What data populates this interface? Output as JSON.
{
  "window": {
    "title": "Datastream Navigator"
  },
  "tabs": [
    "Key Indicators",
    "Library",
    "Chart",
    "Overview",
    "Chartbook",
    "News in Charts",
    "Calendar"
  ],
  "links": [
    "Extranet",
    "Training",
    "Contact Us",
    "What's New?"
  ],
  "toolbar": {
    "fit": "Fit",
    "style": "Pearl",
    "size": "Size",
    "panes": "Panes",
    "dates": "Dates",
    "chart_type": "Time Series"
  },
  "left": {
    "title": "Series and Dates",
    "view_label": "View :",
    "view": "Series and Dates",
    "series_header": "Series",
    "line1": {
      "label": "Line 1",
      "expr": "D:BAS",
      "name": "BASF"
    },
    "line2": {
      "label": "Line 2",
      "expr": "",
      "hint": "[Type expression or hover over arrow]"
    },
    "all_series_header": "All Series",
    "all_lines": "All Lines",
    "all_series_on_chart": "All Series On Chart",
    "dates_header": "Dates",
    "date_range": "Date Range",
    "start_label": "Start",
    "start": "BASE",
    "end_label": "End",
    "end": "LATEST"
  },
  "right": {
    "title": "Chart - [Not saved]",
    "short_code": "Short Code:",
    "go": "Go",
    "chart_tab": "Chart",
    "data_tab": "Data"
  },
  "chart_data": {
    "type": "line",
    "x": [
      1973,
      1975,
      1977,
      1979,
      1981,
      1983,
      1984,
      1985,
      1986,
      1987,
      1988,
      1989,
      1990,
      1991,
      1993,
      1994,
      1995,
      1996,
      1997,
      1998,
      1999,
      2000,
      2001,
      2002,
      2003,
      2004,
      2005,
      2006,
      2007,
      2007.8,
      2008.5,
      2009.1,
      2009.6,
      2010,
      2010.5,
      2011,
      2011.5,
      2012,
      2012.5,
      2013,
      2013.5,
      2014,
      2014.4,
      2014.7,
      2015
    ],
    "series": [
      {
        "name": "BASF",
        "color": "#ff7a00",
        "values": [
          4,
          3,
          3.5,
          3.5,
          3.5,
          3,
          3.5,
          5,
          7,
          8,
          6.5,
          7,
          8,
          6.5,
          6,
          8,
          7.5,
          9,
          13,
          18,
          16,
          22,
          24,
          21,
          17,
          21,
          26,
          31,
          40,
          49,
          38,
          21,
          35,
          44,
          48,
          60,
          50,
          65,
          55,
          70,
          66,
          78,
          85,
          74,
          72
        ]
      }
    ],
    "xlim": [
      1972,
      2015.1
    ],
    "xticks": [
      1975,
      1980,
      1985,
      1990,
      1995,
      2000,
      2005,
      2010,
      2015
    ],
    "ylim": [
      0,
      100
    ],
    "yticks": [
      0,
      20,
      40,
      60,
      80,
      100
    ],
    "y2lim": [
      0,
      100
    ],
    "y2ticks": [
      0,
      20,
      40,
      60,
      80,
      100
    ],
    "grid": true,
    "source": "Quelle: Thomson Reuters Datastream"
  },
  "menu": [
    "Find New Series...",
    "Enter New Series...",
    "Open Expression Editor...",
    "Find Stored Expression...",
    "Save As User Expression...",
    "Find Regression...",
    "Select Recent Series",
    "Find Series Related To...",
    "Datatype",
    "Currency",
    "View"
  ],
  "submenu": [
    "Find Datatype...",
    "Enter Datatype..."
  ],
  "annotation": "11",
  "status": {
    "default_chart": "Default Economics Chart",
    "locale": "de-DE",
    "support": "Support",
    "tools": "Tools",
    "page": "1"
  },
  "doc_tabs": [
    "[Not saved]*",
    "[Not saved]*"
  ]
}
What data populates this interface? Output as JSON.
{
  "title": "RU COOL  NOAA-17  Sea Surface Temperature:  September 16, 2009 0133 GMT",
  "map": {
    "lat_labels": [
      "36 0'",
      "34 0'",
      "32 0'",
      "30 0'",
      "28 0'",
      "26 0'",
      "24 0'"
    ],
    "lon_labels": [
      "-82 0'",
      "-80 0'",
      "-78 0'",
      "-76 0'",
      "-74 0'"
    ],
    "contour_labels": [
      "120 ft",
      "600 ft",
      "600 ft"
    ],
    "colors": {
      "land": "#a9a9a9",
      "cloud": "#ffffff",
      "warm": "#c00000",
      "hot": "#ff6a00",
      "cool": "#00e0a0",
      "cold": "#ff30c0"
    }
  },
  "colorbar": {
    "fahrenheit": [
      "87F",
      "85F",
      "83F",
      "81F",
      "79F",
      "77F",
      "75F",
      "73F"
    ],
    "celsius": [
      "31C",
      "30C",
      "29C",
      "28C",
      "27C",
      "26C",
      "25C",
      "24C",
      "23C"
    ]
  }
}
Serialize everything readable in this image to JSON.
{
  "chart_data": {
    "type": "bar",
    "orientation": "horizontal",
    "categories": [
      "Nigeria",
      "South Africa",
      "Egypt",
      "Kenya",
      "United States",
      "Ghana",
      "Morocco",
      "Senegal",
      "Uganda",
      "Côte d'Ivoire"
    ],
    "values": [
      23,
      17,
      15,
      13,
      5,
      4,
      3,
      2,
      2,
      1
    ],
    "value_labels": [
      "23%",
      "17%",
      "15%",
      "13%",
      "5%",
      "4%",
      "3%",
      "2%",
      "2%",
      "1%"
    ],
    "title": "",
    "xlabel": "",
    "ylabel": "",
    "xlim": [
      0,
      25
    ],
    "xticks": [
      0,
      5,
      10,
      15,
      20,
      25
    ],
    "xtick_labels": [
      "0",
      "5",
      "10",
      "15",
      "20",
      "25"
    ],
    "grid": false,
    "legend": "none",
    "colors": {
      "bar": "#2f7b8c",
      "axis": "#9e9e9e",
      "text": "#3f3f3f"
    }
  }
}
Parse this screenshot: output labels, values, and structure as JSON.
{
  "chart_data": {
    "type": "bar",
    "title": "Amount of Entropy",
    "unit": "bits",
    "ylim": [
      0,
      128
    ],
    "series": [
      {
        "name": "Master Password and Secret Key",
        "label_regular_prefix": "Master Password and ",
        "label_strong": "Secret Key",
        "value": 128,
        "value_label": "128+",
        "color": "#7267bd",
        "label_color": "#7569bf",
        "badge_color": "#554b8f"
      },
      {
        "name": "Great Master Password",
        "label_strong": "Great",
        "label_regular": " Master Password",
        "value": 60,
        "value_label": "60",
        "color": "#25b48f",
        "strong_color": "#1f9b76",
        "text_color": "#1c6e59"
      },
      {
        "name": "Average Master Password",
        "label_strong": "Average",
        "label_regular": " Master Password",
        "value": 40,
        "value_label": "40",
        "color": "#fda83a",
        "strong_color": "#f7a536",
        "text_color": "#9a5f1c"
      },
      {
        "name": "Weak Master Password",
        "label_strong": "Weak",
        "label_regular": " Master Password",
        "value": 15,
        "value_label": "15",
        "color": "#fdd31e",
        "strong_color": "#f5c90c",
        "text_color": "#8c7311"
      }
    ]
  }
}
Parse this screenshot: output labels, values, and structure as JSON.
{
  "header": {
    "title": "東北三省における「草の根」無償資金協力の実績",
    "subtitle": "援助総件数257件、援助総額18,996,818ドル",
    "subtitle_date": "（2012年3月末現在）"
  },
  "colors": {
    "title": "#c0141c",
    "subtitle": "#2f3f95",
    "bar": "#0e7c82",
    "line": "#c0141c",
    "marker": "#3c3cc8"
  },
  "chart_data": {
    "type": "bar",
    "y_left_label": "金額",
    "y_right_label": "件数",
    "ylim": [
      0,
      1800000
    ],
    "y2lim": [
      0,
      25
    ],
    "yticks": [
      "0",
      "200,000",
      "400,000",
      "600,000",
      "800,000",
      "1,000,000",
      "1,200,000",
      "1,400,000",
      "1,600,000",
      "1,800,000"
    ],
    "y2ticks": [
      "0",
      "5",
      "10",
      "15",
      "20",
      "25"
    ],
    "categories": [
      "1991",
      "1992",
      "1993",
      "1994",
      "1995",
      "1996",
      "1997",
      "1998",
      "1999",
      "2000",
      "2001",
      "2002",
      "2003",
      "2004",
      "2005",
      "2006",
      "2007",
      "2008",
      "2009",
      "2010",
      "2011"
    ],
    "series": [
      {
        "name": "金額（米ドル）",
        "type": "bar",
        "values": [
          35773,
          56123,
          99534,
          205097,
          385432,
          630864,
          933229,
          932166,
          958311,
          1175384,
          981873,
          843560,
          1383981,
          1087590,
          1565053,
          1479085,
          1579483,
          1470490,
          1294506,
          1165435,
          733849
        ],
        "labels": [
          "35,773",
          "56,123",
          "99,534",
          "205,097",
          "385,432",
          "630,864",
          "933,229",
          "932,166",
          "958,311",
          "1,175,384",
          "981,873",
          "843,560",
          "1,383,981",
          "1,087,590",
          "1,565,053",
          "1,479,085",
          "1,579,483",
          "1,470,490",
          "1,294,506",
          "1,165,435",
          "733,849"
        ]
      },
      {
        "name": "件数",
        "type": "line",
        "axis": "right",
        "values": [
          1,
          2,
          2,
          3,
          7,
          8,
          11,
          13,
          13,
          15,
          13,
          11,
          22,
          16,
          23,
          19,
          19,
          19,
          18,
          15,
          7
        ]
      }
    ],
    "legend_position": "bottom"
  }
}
════════
→ **Exercise aim**: From the entries, report each line that includes the word "Dates".

→ **Answer for the task**:
    "dates": "Dates",
    "title": "Series and Dates",
    "view": "Series and Dates",
    "dates_header": "Dates",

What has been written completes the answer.